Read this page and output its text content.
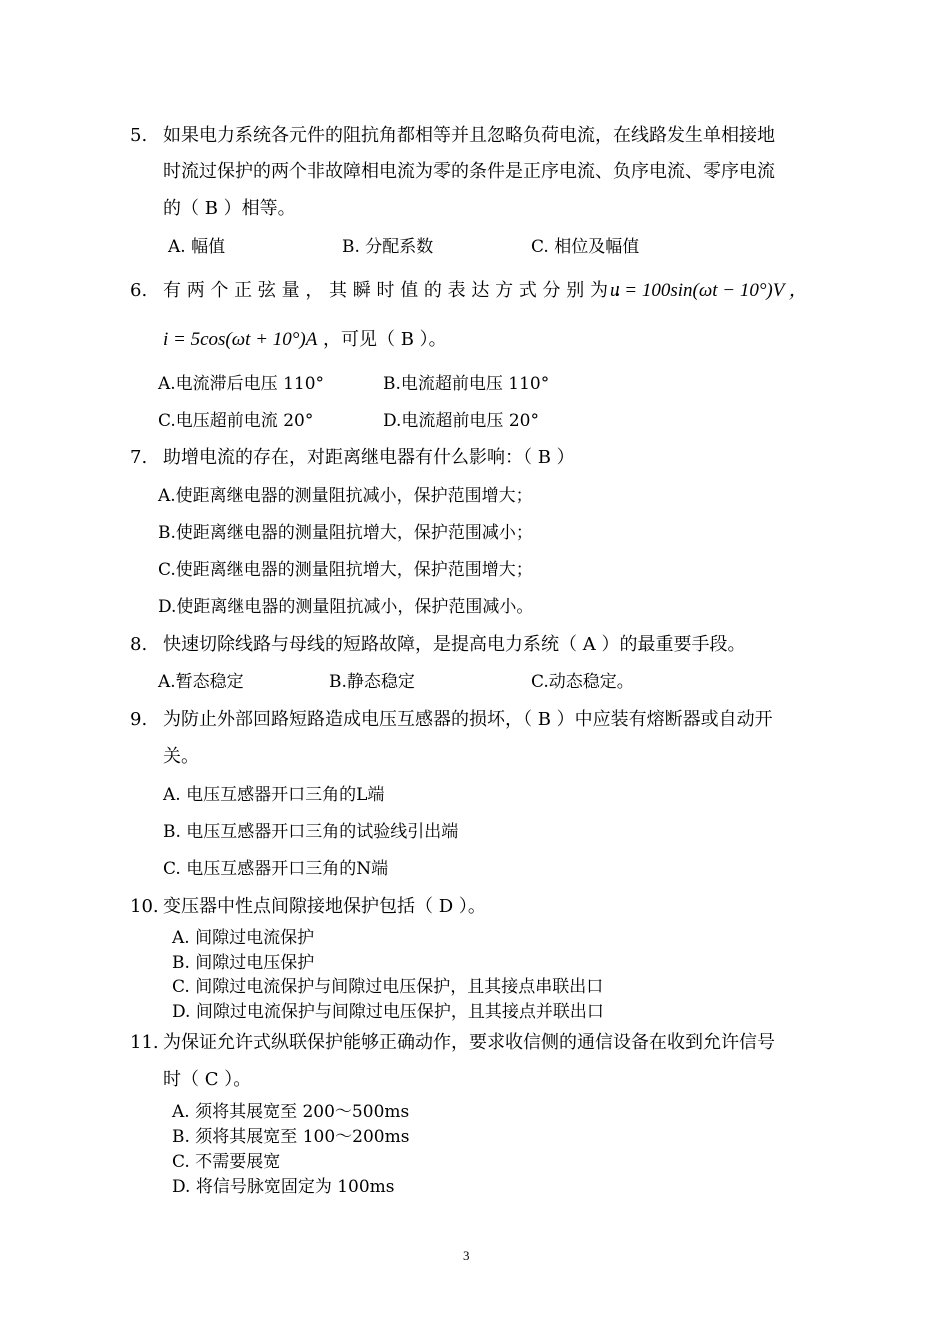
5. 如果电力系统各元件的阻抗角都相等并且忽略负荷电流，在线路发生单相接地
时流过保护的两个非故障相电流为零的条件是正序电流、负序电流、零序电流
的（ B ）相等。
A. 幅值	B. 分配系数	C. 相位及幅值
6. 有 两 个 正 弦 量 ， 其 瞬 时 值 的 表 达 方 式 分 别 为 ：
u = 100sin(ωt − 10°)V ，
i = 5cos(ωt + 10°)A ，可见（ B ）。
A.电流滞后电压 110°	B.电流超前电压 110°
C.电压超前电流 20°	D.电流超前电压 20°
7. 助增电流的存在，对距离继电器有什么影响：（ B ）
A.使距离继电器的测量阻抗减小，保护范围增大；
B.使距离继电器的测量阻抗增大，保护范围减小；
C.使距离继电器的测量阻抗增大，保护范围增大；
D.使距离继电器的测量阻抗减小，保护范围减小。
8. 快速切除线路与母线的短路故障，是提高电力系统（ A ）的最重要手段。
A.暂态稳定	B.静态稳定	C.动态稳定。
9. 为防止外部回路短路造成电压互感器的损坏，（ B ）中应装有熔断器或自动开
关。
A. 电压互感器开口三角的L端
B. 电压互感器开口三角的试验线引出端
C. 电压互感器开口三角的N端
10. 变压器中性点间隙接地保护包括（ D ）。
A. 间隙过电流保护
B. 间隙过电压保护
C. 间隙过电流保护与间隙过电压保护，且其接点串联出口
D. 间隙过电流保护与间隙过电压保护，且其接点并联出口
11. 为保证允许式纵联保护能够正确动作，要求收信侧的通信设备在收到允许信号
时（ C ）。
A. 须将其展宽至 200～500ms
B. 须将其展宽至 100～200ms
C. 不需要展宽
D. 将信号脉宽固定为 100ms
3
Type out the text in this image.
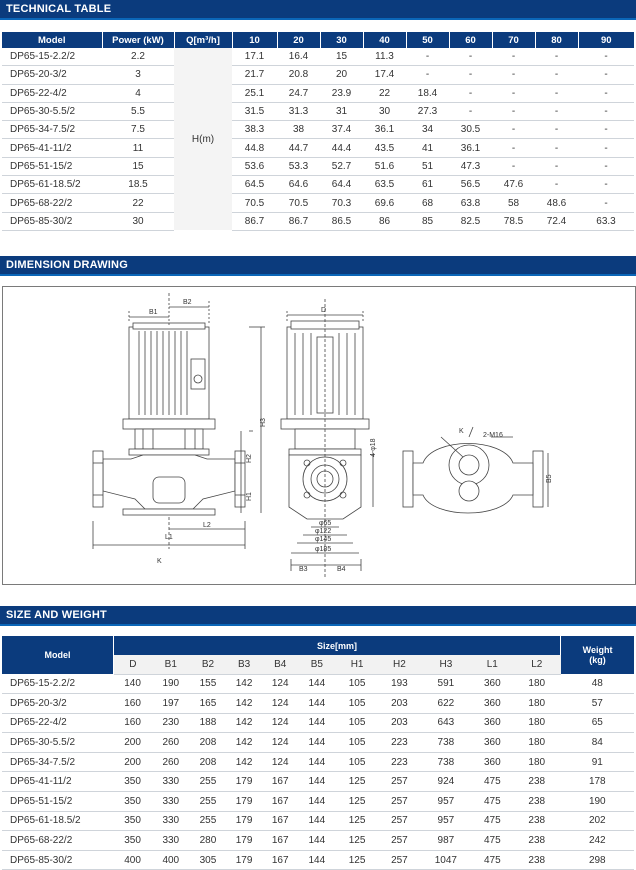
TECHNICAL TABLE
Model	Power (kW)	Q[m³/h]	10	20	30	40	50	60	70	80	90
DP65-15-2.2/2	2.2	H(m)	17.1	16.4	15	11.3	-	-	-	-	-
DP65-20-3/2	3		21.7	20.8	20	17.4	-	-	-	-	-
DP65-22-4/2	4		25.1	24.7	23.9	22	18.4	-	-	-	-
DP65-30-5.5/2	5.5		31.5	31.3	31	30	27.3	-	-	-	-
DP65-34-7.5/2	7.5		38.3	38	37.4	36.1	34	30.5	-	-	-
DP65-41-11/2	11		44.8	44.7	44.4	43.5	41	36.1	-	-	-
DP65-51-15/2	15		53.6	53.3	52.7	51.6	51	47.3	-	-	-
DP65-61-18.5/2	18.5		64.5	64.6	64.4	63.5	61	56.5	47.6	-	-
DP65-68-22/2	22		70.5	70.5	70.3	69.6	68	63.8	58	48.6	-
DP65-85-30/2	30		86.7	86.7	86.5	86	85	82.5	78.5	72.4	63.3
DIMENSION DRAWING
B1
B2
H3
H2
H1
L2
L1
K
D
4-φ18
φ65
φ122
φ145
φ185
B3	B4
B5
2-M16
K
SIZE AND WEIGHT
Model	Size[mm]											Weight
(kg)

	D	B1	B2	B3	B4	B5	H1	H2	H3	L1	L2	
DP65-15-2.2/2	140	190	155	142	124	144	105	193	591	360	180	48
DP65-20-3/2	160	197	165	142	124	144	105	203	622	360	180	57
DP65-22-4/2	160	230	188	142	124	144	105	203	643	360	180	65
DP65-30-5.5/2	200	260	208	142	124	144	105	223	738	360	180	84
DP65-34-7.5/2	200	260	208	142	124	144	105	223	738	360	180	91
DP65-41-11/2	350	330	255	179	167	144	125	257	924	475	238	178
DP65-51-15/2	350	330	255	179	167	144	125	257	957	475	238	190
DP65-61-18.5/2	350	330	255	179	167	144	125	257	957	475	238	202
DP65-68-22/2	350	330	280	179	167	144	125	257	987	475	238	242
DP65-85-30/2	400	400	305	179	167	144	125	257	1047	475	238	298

★ ★ ★ ★ ★

▸ **OBJECTIVE**
Copy down every line of the material above that includes the string "this".

▸ **ANSWER FOR THE TASK**
Read this page and output its text content.
Type out the text in this image.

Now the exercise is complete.